Retoma el texto sobre el miedo y la superación de las crisis y continúalo a partir de su última oración.

* [Fragmento del documento]:
════════

Voy a hacer lo que vine a hacer aquí. Y no pienso esperar ni
un minuto más. Nunca sabemos lo cerca que puede estar el final, hasta que nos
damos de bruces contra él. Esta historia
está aquí. O tal vez esté escrita en cada corazón roto. Es una historia de superaciones, no de
tristezas. Es la historia de cada uno de nosotros y de nuestra lucha diaria. Y
trata sobre cómo logramos sobreponernos a las desilusiones.
Siempre he tenido miedo. Miedo a no ser lo suficientemente
fuerte para luchar por aquello en lo que creo. Miedo a no ser capaz de levantarme después de una
tragedia. Pero llega un momento en el que te das cuenta de que el miedo
desaparece porque de hecho, nunca estuvo presente. Pero tenías que enfrentarlo
para darte cuenta de que no era real y de que siempre has tenido la fuerza
suficiente para hacerle frente.
Digamos que en un determinado momento de mi vida, perdí toda
esa fuerza. Había luchado por todo lo
que creía justo y había superado diversas barreras. Pero en ese momento, tenía la sensación de estar
ante la peor crisis. Y cuando uno está ante una crisis piensa que ya se han
agotado todas las posibilidades, que ya no quedan esperanzas, que ya no puede
llegar a sufrir más de lo que ha sufrido, pero siguen viniendo obstáculos,
sigue habiendo oscuridad en su camino. Hasta que una luz, lo ilumina todo. Y
entonces, solo entonces, estamos preparados para luchar hasta el final por
aquello que realmente deseamos.

════════

* [Datos para analizar]:

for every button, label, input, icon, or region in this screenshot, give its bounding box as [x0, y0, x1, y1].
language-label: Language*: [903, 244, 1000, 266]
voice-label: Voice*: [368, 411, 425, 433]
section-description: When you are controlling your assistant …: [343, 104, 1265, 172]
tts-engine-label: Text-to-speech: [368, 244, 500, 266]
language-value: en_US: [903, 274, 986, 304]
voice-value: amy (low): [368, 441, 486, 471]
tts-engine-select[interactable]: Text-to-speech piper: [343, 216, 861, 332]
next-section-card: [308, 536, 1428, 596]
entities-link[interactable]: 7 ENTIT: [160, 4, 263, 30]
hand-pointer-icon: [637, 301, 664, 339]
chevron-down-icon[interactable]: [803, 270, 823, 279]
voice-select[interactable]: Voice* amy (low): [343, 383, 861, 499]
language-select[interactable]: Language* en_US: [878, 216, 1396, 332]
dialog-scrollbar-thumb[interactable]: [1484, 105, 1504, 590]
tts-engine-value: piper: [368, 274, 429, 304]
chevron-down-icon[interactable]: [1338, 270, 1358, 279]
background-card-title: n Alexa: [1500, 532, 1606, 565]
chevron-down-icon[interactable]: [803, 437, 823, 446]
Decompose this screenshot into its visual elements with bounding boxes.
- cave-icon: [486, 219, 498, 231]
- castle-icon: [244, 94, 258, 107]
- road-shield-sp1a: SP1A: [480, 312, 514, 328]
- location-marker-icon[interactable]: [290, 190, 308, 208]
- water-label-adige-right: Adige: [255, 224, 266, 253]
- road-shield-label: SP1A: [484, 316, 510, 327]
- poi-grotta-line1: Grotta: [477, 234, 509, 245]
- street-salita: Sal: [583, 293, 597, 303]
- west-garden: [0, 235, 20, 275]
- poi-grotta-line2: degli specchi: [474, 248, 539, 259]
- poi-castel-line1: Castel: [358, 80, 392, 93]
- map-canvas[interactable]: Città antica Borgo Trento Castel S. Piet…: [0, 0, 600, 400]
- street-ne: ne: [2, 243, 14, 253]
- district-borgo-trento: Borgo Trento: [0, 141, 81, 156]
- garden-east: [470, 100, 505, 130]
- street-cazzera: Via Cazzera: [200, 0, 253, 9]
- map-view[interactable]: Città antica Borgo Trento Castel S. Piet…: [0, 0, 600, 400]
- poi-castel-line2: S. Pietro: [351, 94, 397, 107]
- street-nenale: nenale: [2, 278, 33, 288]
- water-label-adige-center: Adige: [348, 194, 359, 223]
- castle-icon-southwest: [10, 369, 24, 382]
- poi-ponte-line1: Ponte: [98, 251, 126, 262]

════════

* [Resultado]:
A medida que escribo, me doy cuenta de que solo necesito una
cosa para que cada palabra surja de mi interior y lo inunde todo a su paso. Necesito
seguir escuchando la canción que tú me enseñaste. Porque sé, que en cierta
forma, nos conecta. Aunque no seamos conscientes de ello. Y me permite
entenderte aunque nunca pueda escucharte. Porque estoy segura de que tu historia,
también es una historia de lucha. Y pese a no conocer los detalles, se que tú
también perdiste muchas veces la esperanza durante el camino.
Tal vez nunca nos veamos cara a cara, tal vez nuestros
caminos no se unan nunca en un futuro. Pero todo esto me ha permitido valorar
la importancia, de los encuentros fugaces. De los momentos que nos dejan sin
aliento. Y ser consciente de la trascendencia que tienen algunas personas para
marcar y cambiar la vida de otras.
No me apena que no vayamos a encontrarnos porque tal vez sea
mejor para ambos. Ya que, me siento,
como el cantante que toca por primera vez su canción en un concierto lleno de
gente. Y que tiene la gran ilusión de ser escuchado y de que cada una de las
personas, sientan con la misma intensidad, lo que él está sintiendo mientras
que la música sale desde su interior. Y
me conformo con que algún día esto mismo que intento plasmar llegue a ti, de la
manera que sea. Y que lo sientas al
igual que yo, aunque no te lo trasmita yo directamente.
Todo lo que quiero hacerte saber es que tú has sido mi
luz. Me has devuelto la ilusión y el
entusiasmo por medio de la risa y el buen humor. Me has enseñado que se pude
superar cualquier situación añadiéndole un toque de humor al asunto. Te has
convertido en un héroe para mí. Eres mi héroe de los Golden Grahams. Y por eso eres especial. Porque eres
simplemente tú. Y estoy segura…. estoy
segura de que cada persona en el mundo es muy especial para otra, aunque nunca
llegue a saberlo. Y quiero que recuerdes
que allí donde yo esté, siempre habrá una parte de ti. Porque las personas
somos grandes puzles formados por millones de piezas de todos aquellos que han
ido pasando por nuestras vidas.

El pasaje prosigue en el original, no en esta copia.